#### GIVEN INSTRUCTION
Every record should be written out exactly, with the pictures left out.

Dataset items:
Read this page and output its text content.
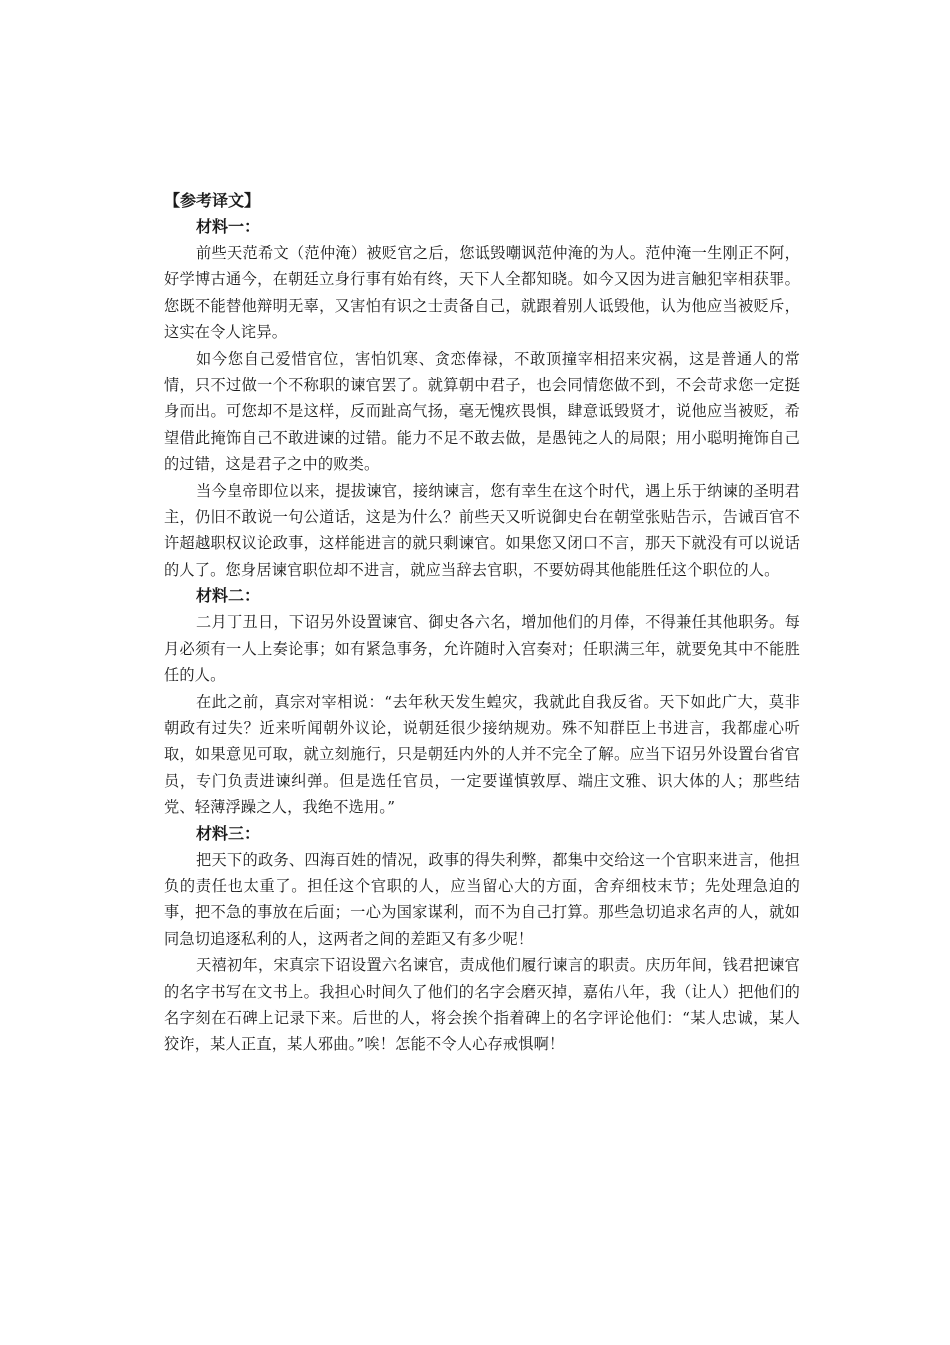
【参考译文】
材料一：

前些天范希文（范仲淹）被贬官之后，您诋毁嘲讽范仲淹的为人。范仲淹一生刚正不阿，好学博古通今，在朝廷立身行事有始有终，天下人全都知晓。如今又因为进言触犯宰相获罪。您既不能替他辩明无辜，又害怕有识之士责备自己，就跟着别人诋毁他，认为他应当被贬斥，这实在令人诧异。

如今您自己爱惜官位，害怕饥寒、贪恋俸禄，不敢顶撞宰相招来灾祸，这是普通人的常情，只不过做一个不称职的谏官罢了。就算朝中君子，也会同情您做不到，不会苛求您一定挺身而出。可您却不是这样，反而趾高气扬，毫无愧疚畏惧，肆意诋毁贤才，说他应当被贬，希望借此掩饰自己不敢进谏的过错。能力不足不敢去做，是愚钝之人的局限；用小聪明掩饰自己的过错，这是君子之中的败类。

当今皇帝即位以来，提拔谏官，接纳谏言，您有幸生在这个时代，遇上乐于纳谏的圣明君主，仍旧不敢说一句公道话，这是为什么？前些天又听说御史台在朝堂张贴告示，告诫百官不许超越职权议论政事，这样能进言的就只剩谏官。如果您又闭口不言，那天下就没有可以说话的人了。您身居谏官职位却不进言，就应当辞去官职，不要妨碍其他能胜任这个职位的人。

材料二：

二月丁丑日，下诏另外设置谏官、御史各六名，增加他们的月俸，不得兼任其他职务。每月必须有一人上奏论事；如有紧急事务，允许随时入宫奏对；任职满三年，就要免其中不能胜任的人。

在此之前，真宗对宰相说：“去年秋天发生蝗灾，我就此自我反省。天下如此广大，莫非朝政有过失？近来听闻朝外议论，说朝廷很少接纳规劝。殊不知群臣上书进言，我都虚心听取，如果意见可取，就立刻施行，只是朝廷内外的人并不完全了解。应当下诏另外设置台省官员，专门负责进谏纠弹。但是选任官员，一定要谨慎敦厚、端庄文雅、识大体的人；那些结党、轻薄浮躁之人，我绝不选用。”

材料三：

把天下的政务、四海百姓的情况，政事的得失利弊，都集中交给这一个官职来进言，他担负的责任也太重了。担任这个官职的人，应当留心大的方面，舍弃细枝末节；先处理急迫的事，把不急的事放在后面；一心为国家谋利，而不为自己打算。那些急切追求名声的人，就如同急切追逐私利的人，这两者之间的差距又有多少呢！

天禧初年，宋真宗下诏设置六名谏官，责成他们履行谏言的职责。庆历年间，钱君把谏官的名字书写在文书上。我担心时间久了他们的名字会磨灭掉，嘉佑八年，我（让人）把他们的名字刻在石碑上记录下来。后世的人，将会挨个指着碑上的名字评论他们：“某人忠诚，某人狡诈，某人正直，某人邪曲。”唉！怎能不令人心存戒惧啊！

#### EXERCISE SOLUTION
Read this page and output its text content.
【参考译文】
材料一：

前些天范希文（范仲淹）被贬官之后，您诋毁嘲讽范仲淹的为人。范仲淹一生刚正不阿，好学博古通今，在朝廷立身行事有始有终，天下人全都知晓。如今又因为进言触犯宰相获罪。您既不能替他辩明无辜，又害怕有识之士责备自己，就跟着别人诋毁他，认为他应当被贬斥，这实在令人诧异。

如今您自己爱惜官位，害怕饥寒、贪恋俸禄，不敢顶撞宰相招来灾祸，这是普通人的常情，只不过做一个不称职的谏官罢了。就算朝中君子，也会同情您做不到，不会苛求您一定挺身而出。可您却不是这样，反而趾高气扬，毫无愧疚畏惧，肆意诋毁贤才，说他应当被贬，希望借此掩饰自己不敢进谏的过错。能力不足不敢去做，是愚钝之人的局限；用小聪明掩饰自己的过错，这是君子之中的败类。

当今皇帝即位以来，提拔谏官，接纳谏言，您有幸生在这个时代，遇上乐于纳谏的圣明君主，仍旧不敢说一句公道话，这是为什么？前些天又听说御史台在朝堂张贴告示，告诫百官不许超越职权议论政事，这样能进言的就只剩谏官。如果您又闭口不言，那天下就没有可以说话的人了。您身居谏官职位却不进言，就应当辞去官职，不要妨碍其他能胜任这个职位的人。

材料二：

二月丁丑日，下诏另外设置谏官、御史各六名，增加他们的月俸，不得兼任其他职务。每月必须有一人上奏论事；如有紧急事务，允许随时入宫奏对；任职满三年，就要免其中不能胜任的人。

在此之前，真宗对宰相说：“去年秋天发生蝗灾，我就此自我反省。天下如此广大，莫非朝政有过失？近来听闻朝外议论，说朝廷很少接纳规劝。殊不知群臣上书进言，我都虚心听取，如果意见可取，就立刻施行，只是朝廷内外的人并不完全了解。应当下诏另外设置台省官员，专门负责进谏纠弹。但是选任官员，一定要谨慎敦厚、端庄文雅、识大体的人；那些结党、轻薄浮躁之人，我绝不选用。”

材料三：

把天下的政务、四海百姓的情况，政事的得失利弊，都集中交给这一个官职来进言，他担负的责任也太重了。担任这个官职的人，应当留心大的方面，舍弃细枝末节；先处理急迫的事，把不急的事放在后面；一心为国家谋利，而不为自己打算。那些急切追求名声的人，就如同急切追逐私利的人，这两者之间的差距又有多少呢！

天禧初年，宋真宗下诏设置六名谏官，责成他们履行谏言的职责。庆历年间，钱君把谏官的名字书写在文书上。我担心时间久了他们的名字会磨灭掉，嘉佑八年，我（让人）把他们的名字刻在石碑上记录下来。后世的人，将会挨个指着碑上的名字评论他们：“某人忠诚，某人狡诈，某人正直，某人邪曲。”唉！怎能不令人心存戒惧啊！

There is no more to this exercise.